[Items from a data source]

----------------

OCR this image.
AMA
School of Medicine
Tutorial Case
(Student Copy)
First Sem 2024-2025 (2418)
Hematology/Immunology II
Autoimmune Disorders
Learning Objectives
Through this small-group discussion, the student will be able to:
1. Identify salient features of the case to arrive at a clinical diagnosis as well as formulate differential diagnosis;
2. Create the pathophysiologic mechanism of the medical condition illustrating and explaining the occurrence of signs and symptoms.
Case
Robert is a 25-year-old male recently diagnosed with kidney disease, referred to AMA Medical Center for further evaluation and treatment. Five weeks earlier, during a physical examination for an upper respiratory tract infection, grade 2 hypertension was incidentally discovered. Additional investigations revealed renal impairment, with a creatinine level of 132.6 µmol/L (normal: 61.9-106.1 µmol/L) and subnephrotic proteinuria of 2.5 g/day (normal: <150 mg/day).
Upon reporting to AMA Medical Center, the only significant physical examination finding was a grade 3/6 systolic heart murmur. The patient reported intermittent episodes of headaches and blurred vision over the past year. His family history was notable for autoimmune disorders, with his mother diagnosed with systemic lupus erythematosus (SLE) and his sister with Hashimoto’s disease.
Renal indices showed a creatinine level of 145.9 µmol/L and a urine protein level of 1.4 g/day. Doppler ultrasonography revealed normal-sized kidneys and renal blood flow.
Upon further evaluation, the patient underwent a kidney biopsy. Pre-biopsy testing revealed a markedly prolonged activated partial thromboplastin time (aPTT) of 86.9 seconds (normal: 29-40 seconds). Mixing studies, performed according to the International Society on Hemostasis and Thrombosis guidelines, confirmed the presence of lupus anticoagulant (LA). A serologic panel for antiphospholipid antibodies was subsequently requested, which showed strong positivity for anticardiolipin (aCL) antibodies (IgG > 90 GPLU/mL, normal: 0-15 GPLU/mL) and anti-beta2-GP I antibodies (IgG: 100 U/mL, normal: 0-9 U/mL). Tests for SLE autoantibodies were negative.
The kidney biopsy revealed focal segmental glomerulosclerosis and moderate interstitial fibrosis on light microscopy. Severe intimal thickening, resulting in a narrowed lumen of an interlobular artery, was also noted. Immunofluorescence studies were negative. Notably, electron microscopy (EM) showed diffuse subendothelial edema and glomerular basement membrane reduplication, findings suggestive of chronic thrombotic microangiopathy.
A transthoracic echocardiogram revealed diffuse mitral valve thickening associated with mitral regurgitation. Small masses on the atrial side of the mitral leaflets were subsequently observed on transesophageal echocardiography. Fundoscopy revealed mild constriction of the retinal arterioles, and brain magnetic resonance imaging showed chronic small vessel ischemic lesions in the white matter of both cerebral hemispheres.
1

----------------

▸ Exercise goal: Would you repeat each of the records above exactly?

▸ Answer to this problem:
OCR this image.
AMA
School of Medicine
Tutorial Case
(Student Copy)
First Sem 2024-2025 (2418)
Hematology/Immunology II
Autoimmune Disorders
Learning Objectives
Through this small-group discussion, the student will be able to:
1. Identify salient features of the case to arrive at a clinical diagnosis as well as formulate differential diagnosis;
2. Create the pathophysiologic mechanism of the medical condition illustrating and explaining the occurrence of signs and symptoms.
Case
Robert is a 25-year-old male recently diagnosed with kidney disease, referred to AMA Medical Center for further evaluation and treatment. Five weeks earlier, during a physical examination for an upper respiratory tract infection, grade 2 hypertension was incidentally discovered. Additional investigations revealed renal impairment, with a creatinine level of 132.6 µmol/L (normal: 61.9-106.1 µmol/L) and subnephrotic proteinuria of 2.5 g/day (normal: <150 mg/day).
Upon reporting to AMA Medical Center, the only significant physical examination finding was a grade 3/6 systolic heart murmur. The patient reported intermittent episodes of headaches and blurred vision over the past year. His family history was notable for autoimmune disorders, with his mother diagnosed with systemic lupus erythematosus (SLE) and his sister with Hashimoto’s disease.
Renal indices showed a creatinine level of 145.9 µmol/L and a urine protein level of 1.4 g/day. Doppler ultrasonography revealed normal-sized kidneys and renal blood flow.
Upon further evaluation, the patient underwent a kidney biopsy. Pre-biopsy testing revealed a markedly prolonged activated partial thromboplastin time (aPTT) of 86.9 seconds (normal: 29-40 seconds). Mixing studies, performed according to the International Society on Hemostasis and Thrombosis guidelines, confirmed the presence of lupus anticoagulant (LA). A serologic panel for antiphospholipid antibodies was subsequently requested, which showed strong positivity for anticardiolipin (aCL) antibodies (IgG > 90 GPLU/mL, normal: 0-15 GPLU/mL) and anti-beta2-GP I antibodies (IgG: 100 U/mL, normal: 0-9 U/mL). Tests for SLE autoantibodies were negative.
The kidney biopsy revealed focal segmental glomerulosclerosis and moderate interstitial fibrosis on light microscopy. Severe intimal thickening, resulting in a narrowed lumen of an interlobular artery, was also noted. Immunofluorescence studies were negative. Notably, electron microscopy (EM) showed diffuse subendothelial edema and glomerular basement membrane reduplication, findings suggestive of chronic thrombotic microangiopathy.
A transthoracic echocardiogram revealed diffuse mitral valve thickening associated with mitral regurgitation. Small masses on the atrial side of the mitral leaflets were subsequently observed on transesophageal echocardiography. Fundoscopy revealed mild constriction of the retinal arterioles, and brain magnetic resonance imaging showed chronic small vessel ischemic lesions in the white matter of both cerebral hemispheres.
1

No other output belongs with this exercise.